Start Data to process

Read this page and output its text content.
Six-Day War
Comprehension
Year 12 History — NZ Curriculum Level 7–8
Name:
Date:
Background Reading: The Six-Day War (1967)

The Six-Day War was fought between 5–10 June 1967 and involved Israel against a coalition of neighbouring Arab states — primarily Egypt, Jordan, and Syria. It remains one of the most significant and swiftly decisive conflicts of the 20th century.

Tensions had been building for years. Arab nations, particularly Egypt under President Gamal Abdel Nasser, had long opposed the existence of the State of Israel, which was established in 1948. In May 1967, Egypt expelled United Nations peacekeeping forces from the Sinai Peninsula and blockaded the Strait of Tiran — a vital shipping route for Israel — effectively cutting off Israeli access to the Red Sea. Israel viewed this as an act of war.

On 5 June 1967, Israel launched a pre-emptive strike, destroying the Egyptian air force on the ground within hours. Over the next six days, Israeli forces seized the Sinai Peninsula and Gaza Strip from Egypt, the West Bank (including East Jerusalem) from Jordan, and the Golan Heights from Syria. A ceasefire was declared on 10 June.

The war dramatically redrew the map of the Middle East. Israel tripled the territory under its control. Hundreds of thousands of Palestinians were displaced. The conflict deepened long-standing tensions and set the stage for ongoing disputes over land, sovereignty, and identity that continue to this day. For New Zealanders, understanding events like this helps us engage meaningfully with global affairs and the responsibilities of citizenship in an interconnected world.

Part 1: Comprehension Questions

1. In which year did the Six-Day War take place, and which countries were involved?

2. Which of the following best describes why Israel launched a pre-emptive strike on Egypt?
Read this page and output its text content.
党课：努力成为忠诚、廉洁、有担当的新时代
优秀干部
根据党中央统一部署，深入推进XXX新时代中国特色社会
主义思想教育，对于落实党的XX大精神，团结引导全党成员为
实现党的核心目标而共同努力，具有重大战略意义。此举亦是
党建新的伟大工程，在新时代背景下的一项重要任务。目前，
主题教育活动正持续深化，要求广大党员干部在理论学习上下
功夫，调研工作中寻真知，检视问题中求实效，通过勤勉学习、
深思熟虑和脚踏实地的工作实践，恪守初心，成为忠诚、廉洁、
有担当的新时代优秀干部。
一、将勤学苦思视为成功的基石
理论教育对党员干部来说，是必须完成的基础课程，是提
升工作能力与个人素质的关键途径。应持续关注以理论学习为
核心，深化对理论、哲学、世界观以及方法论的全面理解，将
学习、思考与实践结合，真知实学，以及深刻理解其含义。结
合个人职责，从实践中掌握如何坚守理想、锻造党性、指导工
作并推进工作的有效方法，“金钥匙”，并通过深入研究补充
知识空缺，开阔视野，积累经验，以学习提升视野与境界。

End Data to process
Start Data to process

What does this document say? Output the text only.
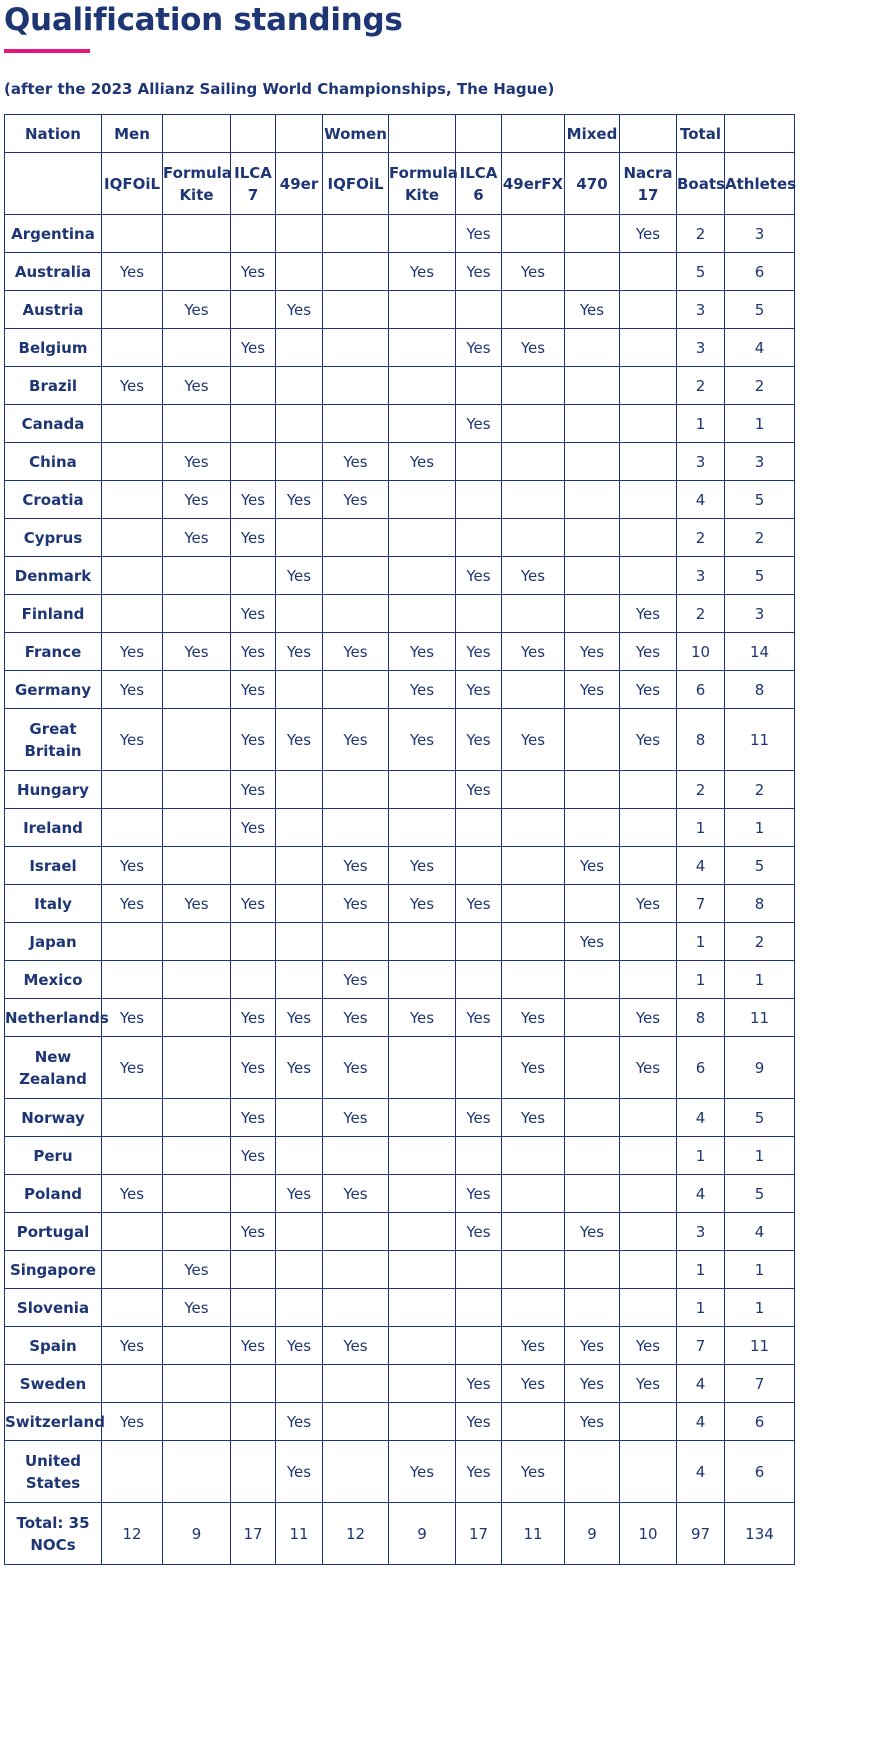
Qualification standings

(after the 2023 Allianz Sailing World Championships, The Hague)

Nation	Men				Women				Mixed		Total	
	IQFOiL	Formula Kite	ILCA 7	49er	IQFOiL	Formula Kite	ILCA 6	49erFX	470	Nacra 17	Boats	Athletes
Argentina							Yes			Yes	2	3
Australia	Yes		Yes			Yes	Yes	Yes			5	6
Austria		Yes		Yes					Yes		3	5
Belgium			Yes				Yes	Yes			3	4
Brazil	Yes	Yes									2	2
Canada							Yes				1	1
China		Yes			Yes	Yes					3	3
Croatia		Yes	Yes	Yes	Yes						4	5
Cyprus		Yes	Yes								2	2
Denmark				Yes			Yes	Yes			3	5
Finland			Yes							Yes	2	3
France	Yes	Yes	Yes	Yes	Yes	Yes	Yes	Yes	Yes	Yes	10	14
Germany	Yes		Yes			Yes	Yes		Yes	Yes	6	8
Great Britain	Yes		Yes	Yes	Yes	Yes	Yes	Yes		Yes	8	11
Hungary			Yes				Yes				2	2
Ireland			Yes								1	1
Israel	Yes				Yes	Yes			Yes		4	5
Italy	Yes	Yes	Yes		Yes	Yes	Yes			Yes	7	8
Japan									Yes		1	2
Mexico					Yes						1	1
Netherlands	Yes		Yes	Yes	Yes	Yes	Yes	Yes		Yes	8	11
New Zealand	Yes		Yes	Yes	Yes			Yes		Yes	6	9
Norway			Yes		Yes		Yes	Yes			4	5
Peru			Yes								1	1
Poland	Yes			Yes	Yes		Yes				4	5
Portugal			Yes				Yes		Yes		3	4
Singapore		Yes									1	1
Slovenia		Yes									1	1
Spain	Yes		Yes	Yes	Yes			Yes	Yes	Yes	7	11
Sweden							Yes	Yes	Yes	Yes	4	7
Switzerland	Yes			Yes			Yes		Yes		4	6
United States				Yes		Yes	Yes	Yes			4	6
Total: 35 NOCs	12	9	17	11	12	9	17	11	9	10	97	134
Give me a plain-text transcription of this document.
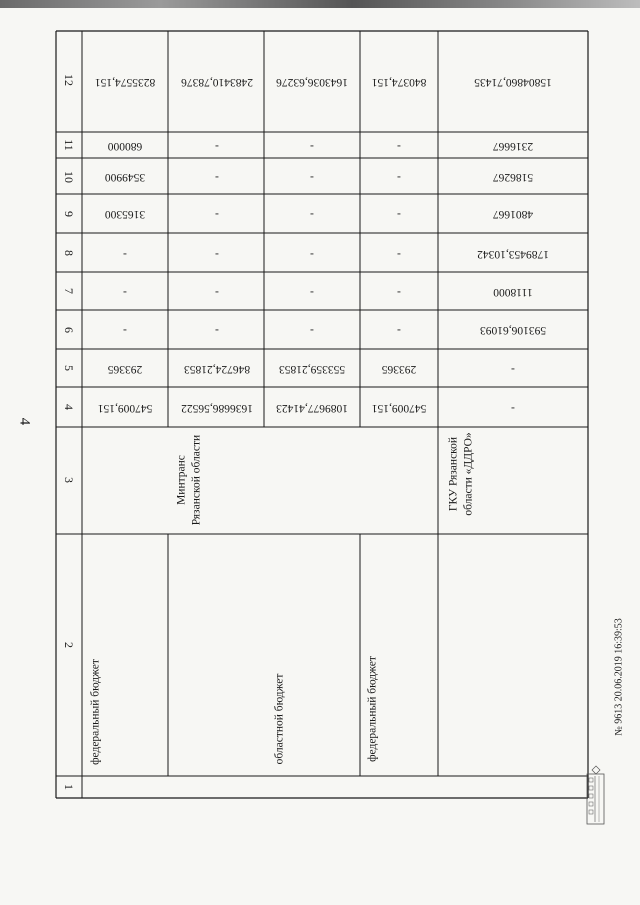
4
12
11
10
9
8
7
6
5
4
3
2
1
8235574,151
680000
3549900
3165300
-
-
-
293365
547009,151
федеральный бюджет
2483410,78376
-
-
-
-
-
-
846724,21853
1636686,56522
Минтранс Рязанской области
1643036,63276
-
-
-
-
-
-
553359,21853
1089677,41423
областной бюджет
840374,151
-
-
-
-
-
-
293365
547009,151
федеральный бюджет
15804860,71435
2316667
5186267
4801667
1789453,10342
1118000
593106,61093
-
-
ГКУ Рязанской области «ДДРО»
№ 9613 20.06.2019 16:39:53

End Data to process

Task details -> Look through the entries above; copy each line where the string "text" appears.

Task response ->
Read this page and output its text content.
Read this page and output its text content.
What does this document say? Output the text only.
Give me a plain-text transcription of this document.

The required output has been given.